### Requirements
All entries below are to be set down again, identical to the source.

——

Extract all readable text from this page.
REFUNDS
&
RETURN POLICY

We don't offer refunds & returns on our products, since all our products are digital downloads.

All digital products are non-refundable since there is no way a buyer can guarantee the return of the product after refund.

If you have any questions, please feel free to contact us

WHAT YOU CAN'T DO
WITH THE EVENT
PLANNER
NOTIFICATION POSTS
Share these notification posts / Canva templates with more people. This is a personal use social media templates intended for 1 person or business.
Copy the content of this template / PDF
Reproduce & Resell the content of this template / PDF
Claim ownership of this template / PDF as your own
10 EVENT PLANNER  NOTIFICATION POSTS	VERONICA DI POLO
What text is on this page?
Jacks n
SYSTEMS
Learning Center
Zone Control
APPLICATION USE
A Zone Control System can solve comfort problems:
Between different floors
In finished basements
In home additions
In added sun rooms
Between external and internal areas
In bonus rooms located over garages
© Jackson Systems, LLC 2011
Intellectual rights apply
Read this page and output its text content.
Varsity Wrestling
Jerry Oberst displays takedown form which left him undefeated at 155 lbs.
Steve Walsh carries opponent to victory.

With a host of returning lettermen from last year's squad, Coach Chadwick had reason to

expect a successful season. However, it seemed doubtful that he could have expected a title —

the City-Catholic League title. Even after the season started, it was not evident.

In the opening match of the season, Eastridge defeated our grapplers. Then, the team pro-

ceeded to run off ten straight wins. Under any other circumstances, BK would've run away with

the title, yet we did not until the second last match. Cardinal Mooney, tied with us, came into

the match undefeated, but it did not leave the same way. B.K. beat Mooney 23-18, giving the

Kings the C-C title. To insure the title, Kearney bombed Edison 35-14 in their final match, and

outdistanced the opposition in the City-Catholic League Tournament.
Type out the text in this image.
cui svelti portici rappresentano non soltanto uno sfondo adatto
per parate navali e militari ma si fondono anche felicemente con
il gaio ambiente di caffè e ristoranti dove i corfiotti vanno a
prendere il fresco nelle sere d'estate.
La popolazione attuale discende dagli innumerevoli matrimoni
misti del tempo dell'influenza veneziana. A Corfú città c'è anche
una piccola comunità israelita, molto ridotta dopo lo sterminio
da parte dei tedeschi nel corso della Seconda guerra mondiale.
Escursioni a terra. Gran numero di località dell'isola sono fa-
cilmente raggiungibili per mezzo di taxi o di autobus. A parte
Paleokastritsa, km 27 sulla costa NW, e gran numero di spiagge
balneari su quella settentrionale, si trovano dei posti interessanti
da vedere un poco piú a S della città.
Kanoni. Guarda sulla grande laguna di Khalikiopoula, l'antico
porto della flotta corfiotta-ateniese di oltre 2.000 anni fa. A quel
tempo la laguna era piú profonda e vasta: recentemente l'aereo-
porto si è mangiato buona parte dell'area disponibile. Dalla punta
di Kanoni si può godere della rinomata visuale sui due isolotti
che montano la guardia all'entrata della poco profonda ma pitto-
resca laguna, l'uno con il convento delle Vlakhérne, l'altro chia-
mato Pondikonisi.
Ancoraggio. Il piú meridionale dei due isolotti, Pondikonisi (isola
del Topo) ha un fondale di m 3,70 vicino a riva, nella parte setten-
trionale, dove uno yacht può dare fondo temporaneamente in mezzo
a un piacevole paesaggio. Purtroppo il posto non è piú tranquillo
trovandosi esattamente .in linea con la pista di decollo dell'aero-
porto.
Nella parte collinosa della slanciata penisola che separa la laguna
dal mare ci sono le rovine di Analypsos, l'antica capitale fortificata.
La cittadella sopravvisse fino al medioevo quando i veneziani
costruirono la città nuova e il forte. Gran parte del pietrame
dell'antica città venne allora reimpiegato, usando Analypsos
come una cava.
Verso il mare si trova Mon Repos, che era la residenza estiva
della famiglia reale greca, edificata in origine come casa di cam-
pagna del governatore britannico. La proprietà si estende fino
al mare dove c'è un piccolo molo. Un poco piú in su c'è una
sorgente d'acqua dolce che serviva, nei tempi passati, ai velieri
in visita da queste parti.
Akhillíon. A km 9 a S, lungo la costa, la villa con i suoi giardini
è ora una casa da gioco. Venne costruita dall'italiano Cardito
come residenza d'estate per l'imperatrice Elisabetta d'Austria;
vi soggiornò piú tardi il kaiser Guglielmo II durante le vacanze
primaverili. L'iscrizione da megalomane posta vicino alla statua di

——

### Reply to the exercise
Extract all readable text from this page.
REFUNDS
&
RETURN POLICY

We don't offer refunds & returns on our products, since all our products are digital downloads.

All digital products are non-refundable since there is no way a buyer can guarantee the return of the product after refund.

If you have any questions, please feel free to contact us

WHAT YOU CAN'T DO
WITH THE EVENT
PLANNER
NOTIFICATION POSTS
Share these notification posts / Canva templates with more people. This is a personal use social media templates intended for 1 person or business.
Copy the content of this template / PDF
Reproduce & Resell the content of this template / PDF
Claim ownership of this template / PDF as your own
10 EVENT PLANNER  NOTIFICATION POSTS	VERONICA DI POLO
What text is on this page?
Jacks n
SYSTEMS
Learning Center
Zone Control
APPLICATION USE
A Zone Control System can solve comfort problems:
Between different floors
In finished basements
In home additions
In added sun rooms
Between external and internal areas
In bonus rooms located over garages
© Jackson Systems, LLC 2011
Intellectual rights apply
Read this page and output its text content.
Varsity Wrestling
Jerry Oberst displays takedown form which left him undefeated at 155 lbs.
Steve Walsh carries opponent to victory.

With a host of returning lettermen from last year's squad, Coach Chadwick had reason to

expect a successful season. However, it seemed doubtful that he could have expected a title —

the City-Catholic League title. Even after the season started, it was not evident.

In the opening match of the season, Eastridge defeated our grapplers. Then, the team pro-

ceeded to run off ten straight wins. Under any other circumstances, BK would've run away with

the title, yet we did not until the second last match. Cardinal Mooney, tied with us, came into

the match undefeated, but it did not leave the same way. B.K. beat Mooney 23-18, giving the

Kings the C-C title. To insure the title, Kearney bombed Edison 35-14 in their final match, and

outdistanced the opposition in the City-Catholic League Tournament.
Type out the text in this image.
cui svelti portici rappresentano non soltanto uno sfondo adatto
per parate navali e militari ma si fondono anche felicemente con
il gaio ambiente di caffè e ristoranti dove i corfiotti vanno a
prendere il fresco nelle sere d'estate.
La popolazione attuale discende dagli innumerevoli matrimoni
misti del tempo dell'influenza veneziana. A Corfú città c'è anche
una piccola comunità israelita, molto ridotta dopo lo sterminio
da parte dei tedeschi nel corso della Seconda guerra mondiale.
Escursioni a terra. Gran numero di località dell'isola sono fa-
cilmente raggiungibili per mezzo di taxi o di autobus. A parte
Paleokastritsa, km 27 sulla costa NW, e gran numero di spiagge
balneari su quella settentrionale, si trovano dei posti interessanti
da vedere un poco piú a S della città.
Kanoni. Guarda sulla grande laguna di Khalikiopoula, l'antico
porto della flotta corfiotta-ateniese di oltre 2.000 anni fa. A quel
tempo la laguna era piú profonda e vasta: recentemente l'aereo-
porto si è mangiato buona parte dell'area disponibile. Dalla punta
di Kanoni si può godere della rinomata visuale sui due isolotti
che montano la guardia all'entrata della poco profonda ma pitto-
resca laguna, l'uno con il convento delle Vlakhérne, l'altro chia-
mato Pondikonisi.
Ancoraggio. Il piú meridionale dei due isolotti, Pondikonisi (isola
del Topo) ha un fondale di m 3,70 vicino a riva, nella parte setten-
trionale, dove uno yacht può dare fondo temporaneamente in mezzo
a un piacevole paesaggio. Purtroppo il posto non è piú tranquillo
trovandosi esattamente .in linea con la pista di decollo dell'aero-
porto.
Nella parte collinosa della slanciata penisola che separa la laguna
dal mare ci sono le rovine di Analypsos, l'antica capitale fortificata.
La cittadella sopravvisse fino al medioevo quando i veneziani
costruirono la città nuova e il forte. Gran parte del pietrame
dell'antica città venne allora reimpiegato, usando Analypsos
come una cava.
Verso il mare si trova Mon Repos, che era la residenza estiva
della famiglia reale greca, edificata in origine come casa di cam-
pagna del governatore britannico. La proprietà si estende fino
al mare dove c'è un piccolo molo. Un poco piú in su c'è una
sorgente d'acqua dolce che serviva, nei tempi passati, ai velieri
in visita da queste parti.
Akhillíon. A km 9 a S, lungo la costa, la villa con i suoi giardini
è ora una casa da gioco. Venne costruita dall'italiano Cardito
come residenza d'estate per l'imperatrice Elisabetta d'Austria;
vi soggiornò piú tardi il kaiser Guglielmo II durante le vacanze
primaverili. L'iscrizione da megalomane posta vicino alla statua di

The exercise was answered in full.